**Material supplied**

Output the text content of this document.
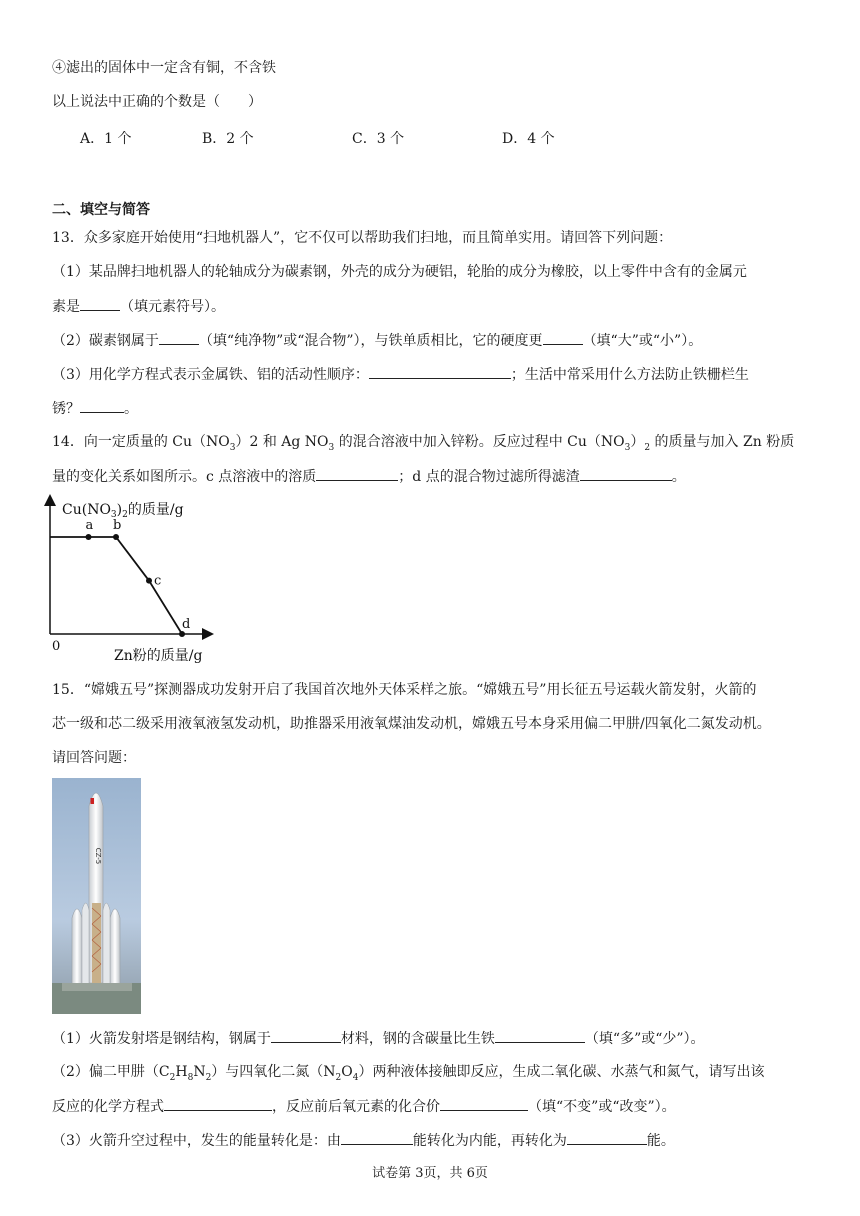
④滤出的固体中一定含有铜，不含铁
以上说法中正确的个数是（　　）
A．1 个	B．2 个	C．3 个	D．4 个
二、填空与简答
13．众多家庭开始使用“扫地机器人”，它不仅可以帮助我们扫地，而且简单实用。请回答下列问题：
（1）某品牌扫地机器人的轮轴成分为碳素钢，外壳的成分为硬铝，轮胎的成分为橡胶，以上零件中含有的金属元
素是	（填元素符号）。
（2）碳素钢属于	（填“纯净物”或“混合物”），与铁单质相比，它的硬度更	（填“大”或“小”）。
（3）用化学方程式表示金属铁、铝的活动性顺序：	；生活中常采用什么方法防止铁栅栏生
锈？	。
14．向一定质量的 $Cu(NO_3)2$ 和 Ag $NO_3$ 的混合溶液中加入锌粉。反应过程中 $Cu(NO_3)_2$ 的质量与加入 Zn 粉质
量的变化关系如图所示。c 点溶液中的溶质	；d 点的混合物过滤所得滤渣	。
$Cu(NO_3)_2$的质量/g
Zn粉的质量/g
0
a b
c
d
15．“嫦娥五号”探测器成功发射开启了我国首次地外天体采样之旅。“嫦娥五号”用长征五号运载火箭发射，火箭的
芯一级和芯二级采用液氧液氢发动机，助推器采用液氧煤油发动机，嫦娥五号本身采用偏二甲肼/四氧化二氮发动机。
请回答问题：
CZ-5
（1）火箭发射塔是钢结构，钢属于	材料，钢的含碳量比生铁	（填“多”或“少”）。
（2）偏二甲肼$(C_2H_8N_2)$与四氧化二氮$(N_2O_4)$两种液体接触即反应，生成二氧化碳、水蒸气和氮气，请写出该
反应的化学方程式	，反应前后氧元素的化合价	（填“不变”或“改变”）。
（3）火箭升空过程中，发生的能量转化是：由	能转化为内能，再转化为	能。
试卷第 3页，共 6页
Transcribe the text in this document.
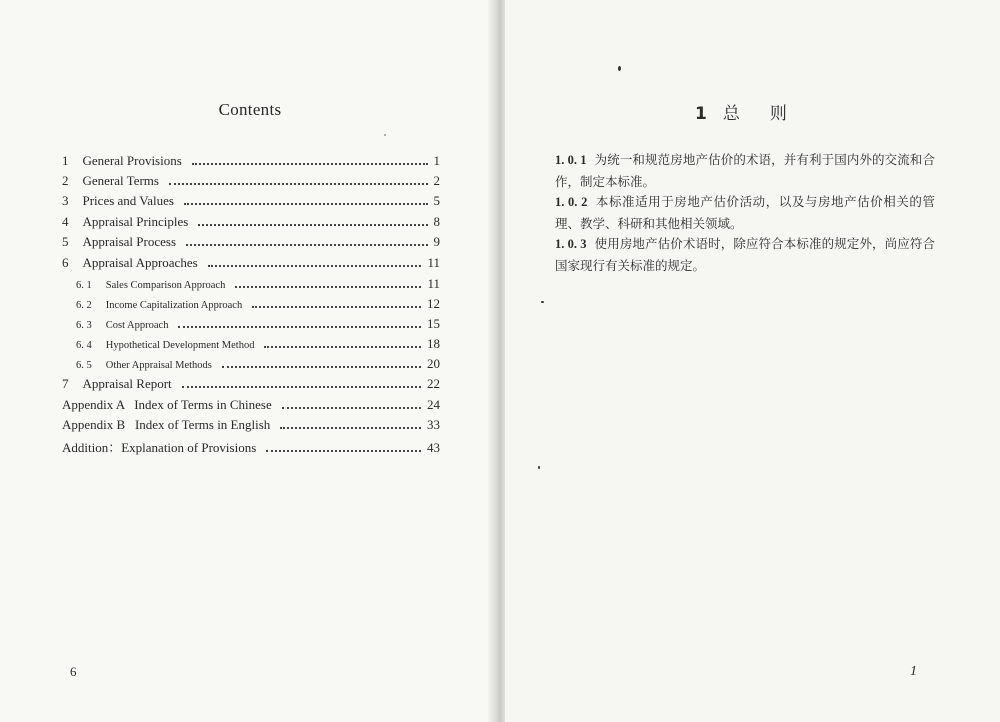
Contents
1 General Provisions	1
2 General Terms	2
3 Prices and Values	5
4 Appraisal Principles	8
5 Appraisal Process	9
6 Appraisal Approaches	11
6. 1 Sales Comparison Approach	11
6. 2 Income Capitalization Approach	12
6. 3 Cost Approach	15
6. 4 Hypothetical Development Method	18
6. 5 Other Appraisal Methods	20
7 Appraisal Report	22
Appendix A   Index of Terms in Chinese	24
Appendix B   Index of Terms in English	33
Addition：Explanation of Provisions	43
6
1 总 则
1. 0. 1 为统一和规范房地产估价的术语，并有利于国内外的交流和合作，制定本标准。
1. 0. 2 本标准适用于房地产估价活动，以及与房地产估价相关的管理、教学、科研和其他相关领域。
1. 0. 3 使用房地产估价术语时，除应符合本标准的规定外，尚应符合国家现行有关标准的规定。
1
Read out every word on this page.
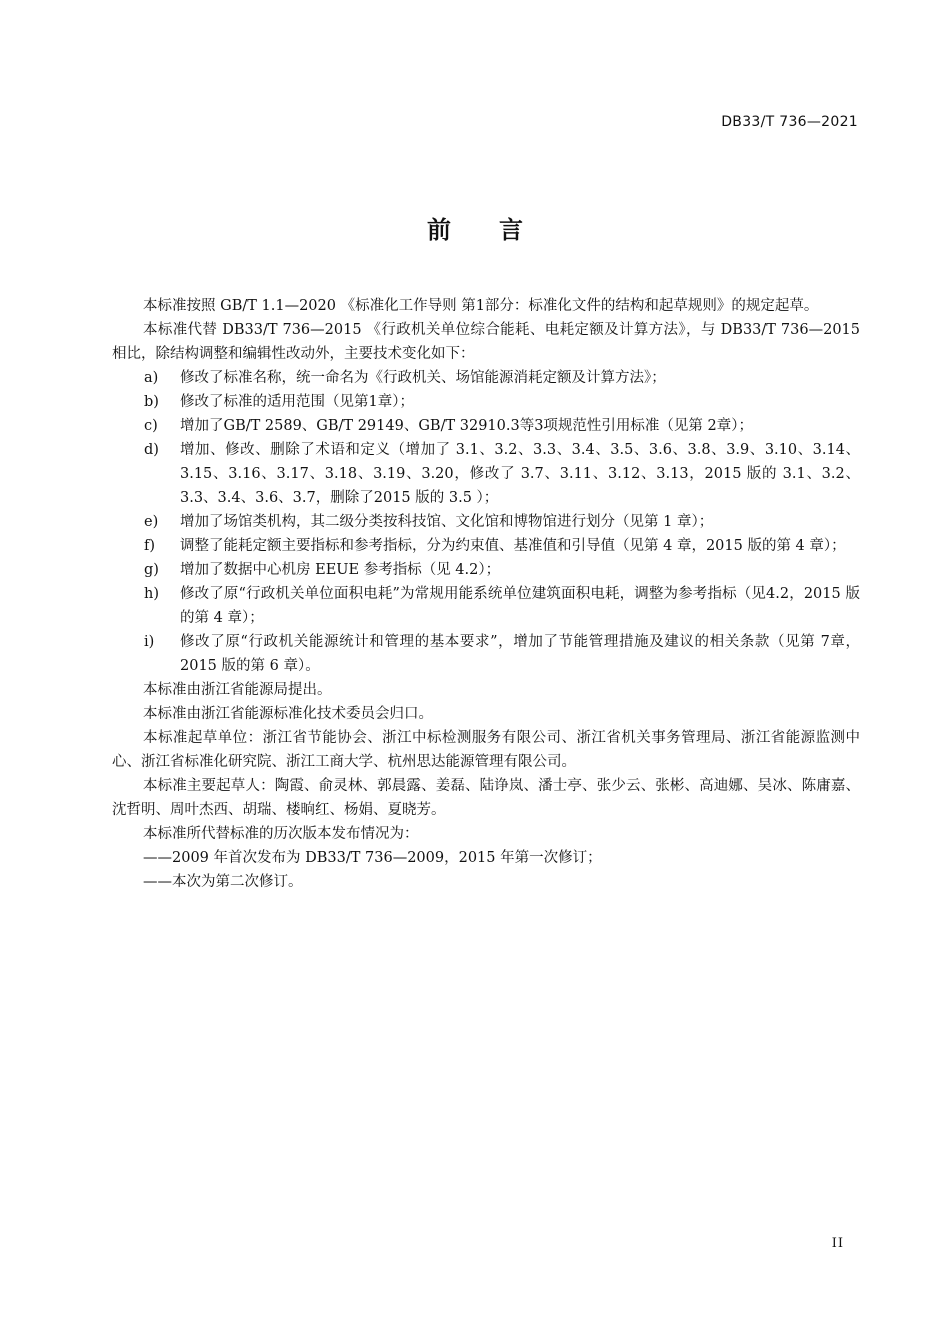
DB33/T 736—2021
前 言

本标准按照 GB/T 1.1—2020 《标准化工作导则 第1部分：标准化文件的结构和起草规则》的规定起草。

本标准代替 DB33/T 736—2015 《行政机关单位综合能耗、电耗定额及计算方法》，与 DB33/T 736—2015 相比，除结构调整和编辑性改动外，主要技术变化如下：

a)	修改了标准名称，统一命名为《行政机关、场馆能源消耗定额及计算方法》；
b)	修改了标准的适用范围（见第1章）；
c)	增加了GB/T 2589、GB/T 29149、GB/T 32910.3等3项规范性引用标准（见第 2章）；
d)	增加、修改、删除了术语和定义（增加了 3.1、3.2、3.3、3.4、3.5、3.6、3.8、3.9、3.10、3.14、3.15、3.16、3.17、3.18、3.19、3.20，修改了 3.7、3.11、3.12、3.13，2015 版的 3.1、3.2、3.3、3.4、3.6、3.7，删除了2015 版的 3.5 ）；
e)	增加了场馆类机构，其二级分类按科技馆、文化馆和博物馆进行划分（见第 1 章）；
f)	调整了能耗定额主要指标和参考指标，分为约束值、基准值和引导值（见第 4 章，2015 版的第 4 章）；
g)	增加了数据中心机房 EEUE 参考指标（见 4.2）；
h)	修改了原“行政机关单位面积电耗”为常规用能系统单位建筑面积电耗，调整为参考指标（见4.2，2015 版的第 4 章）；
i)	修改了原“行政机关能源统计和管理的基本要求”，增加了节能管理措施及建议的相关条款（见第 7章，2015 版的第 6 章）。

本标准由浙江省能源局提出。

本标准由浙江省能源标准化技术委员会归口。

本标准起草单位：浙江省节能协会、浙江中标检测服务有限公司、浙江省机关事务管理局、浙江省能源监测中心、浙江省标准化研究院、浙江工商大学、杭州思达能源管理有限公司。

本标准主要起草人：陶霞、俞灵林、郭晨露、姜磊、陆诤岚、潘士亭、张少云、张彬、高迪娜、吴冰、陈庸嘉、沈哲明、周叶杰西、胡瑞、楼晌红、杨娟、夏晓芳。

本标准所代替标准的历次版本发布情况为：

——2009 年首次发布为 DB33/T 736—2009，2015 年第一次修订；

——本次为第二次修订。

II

...

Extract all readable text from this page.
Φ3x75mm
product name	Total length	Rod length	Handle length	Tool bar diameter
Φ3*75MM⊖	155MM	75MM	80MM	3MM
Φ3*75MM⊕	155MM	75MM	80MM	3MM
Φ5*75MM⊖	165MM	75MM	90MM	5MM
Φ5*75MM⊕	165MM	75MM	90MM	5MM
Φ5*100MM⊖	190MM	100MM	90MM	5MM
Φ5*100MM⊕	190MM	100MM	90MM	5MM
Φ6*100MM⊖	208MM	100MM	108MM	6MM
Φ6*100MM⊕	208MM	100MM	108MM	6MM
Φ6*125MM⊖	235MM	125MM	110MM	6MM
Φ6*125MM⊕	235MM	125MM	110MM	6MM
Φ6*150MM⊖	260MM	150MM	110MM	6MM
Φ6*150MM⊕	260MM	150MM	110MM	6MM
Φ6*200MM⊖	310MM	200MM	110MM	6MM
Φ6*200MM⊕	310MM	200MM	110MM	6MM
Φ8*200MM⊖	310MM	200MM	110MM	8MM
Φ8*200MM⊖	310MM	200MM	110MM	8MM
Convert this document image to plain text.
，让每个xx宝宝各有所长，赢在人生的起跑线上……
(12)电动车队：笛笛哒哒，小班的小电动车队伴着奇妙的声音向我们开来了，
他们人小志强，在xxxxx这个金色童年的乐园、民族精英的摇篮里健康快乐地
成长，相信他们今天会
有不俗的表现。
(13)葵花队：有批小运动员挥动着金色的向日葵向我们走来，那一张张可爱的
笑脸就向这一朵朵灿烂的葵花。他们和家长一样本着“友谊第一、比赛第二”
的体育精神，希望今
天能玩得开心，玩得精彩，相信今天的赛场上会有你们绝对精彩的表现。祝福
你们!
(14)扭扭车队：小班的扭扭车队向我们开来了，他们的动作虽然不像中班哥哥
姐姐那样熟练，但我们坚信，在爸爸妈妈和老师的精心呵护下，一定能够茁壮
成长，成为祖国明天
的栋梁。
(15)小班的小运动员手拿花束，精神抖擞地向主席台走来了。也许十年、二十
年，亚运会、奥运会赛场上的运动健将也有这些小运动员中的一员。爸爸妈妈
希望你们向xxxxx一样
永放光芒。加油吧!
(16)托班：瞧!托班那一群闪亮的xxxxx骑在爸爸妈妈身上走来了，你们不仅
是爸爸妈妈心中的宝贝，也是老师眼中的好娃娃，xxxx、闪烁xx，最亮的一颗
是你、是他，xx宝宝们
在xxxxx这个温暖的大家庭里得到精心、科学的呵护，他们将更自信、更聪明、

**Given request**
Search the data above for the word "修改了原", then gather each line in which it appears.

**Solution**
h)	修改了原“行政机关单位面积电耗”为常规用能系统单位建筑面积电耗，调整为参考指标（见4.2，2015 版的第 4 章）；
i)	修改了原“行政机关能源统计和管理的基本要求”，增加了节能管理措施及建议的相关条款（见第 7章，2015 版的第 6 章）。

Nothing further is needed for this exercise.